Short problem
Gather from the listing below each line that includes the word "охраны", and copy it.

Source records

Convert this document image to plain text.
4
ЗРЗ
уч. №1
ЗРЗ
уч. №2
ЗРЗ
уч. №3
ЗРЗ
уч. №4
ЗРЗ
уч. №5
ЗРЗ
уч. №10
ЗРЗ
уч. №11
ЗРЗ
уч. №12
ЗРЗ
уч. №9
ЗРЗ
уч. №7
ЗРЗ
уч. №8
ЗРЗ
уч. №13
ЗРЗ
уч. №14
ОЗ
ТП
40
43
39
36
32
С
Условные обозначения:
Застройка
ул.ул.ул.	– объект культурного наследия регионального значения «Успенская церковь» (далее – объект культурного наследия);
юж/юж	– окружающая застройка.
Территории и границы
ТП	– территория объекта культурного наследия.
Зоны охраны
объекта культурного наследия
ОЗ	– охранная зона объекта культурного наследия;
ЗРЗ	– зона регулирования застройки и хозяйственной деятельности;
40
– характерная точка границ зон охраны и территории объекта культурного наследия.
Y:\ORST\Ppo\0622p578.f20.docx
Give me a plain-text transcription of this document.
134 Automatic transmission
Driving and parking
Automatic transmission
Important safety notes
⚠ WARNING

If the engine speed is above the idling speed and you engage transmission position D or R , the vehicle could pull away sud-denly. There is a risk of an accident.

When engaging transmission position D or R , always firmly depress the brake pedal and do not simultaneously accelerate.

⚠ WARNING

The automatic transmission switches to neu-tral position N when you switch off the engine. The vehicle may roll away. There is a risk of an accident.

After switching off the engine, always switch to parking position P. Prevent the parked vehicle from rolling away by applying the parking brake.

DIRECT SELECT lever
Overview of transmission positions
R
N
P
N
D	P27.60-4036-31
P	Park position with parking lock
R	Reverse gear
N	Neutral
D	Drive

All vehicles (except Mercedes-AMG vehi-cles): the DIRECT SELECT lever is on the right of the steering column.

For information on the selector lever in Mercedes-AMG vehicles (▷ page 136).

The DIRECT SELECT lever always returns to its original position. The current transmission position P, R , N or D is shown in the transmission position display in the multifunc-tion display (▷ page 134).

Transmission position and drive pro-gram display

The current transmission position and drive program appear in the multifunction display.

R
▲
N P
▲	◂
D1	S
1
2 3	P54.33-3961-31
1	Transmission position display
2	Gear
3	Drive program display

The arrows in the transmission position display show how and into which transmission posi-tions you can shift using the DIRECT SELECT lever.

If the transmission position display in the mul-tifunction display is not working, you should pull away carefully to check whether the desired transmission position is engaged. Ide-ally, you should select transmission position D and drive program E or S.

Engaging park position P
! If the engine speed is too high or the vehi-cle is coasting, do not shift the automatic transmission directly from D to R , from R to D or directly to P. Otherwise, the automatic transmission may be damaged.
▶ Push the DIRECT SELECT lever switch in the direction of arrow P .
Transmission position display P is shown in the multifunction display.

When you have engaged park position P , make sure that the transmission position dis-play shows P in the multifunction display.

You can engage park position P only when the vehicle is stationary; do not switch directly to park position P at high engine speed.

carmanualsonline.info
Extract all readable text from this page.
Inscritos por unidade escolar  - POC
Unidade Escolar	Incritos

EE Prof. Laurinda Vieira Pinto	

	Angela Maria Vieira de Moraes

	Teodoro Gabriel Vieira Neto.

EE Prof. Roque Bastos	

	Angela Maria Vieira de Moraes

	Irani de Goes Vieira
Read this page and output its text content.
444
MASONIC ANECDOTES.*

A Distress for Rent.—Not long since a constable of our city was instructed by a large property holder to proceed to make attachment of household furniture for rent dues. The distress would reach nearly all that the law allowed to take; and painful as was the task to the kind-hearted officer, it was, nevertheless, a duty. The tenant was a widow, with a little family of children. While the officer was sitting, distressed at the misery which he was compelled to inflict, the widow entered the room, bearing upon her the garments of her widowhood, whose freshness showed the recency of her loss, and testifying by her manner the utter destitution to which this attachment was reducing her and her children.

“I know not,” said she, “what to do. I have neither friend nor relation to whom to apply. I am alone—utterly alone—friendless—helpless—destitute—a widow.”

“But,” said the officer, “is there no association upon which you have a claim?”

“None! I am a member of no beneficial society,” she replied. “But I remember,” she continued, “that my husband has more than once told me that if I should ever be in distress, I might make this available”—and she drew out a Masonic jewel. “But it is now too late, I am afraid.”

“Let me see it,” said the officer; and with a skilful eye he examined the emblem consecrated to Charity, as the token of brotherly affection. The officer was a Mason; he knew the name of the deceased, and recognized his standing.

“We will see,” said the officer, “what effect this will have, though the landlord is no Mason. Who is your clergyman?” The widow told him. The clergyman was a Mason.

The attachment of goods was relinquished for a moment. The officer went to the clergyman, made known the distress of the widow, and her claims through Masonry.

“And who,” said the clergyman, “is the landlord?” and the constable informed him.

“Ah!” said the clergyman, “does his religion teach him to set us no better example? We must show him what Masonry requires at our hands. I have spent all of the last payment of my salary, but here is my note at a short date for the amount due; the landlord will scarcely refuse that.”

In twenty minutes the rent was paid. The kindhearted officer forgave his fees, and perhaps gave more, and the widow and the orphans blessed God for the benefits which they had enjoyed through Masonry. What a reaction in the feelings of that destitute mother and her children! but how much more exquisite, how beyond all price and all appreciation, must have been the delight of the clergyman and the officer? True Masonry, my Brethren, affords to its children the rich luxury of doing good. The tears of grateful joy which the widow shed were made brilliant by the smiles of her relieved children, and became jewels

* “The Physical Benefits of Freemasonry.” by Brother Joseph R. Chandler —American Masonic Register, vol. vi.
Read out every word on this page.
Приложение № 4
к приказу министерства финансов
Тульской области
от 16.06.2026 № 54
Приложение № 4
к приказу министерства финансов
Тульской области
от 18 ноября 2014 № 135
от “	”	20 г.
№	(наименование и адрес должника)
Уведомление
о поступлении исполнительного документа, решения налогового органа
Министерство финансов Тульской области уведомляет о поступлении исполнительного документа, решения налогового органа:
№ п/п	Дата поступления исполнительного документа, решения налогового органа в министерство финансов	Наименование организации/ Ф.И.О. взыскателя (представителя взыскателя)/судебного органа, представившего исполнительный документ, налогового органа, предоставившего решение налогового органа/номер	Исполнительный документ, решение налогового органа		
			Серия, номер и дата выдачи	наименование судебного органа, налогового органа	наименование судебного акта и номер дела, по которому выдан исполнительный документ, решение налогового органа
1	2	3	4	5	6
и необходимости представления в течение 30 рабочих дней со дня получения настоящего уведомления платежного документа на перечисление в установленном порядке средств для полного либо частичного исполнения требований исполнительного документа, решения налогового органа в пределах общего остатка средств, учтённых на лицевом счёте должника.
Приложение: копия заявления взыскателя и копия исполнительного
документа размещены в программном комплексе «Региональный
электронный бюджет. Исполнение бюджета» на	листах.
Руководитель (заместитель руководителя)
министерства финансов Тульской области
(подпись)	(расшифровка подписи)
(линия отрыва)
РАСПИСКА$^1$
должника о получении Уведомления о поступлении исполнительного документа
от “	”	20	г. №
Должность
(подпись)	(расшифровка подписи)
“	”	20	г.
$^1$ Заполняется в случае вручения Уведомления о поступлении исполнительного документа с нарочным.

Result of the exercise
Зоны охраны
– характерная точка границ зон охраны и территории объекта культурного наследия.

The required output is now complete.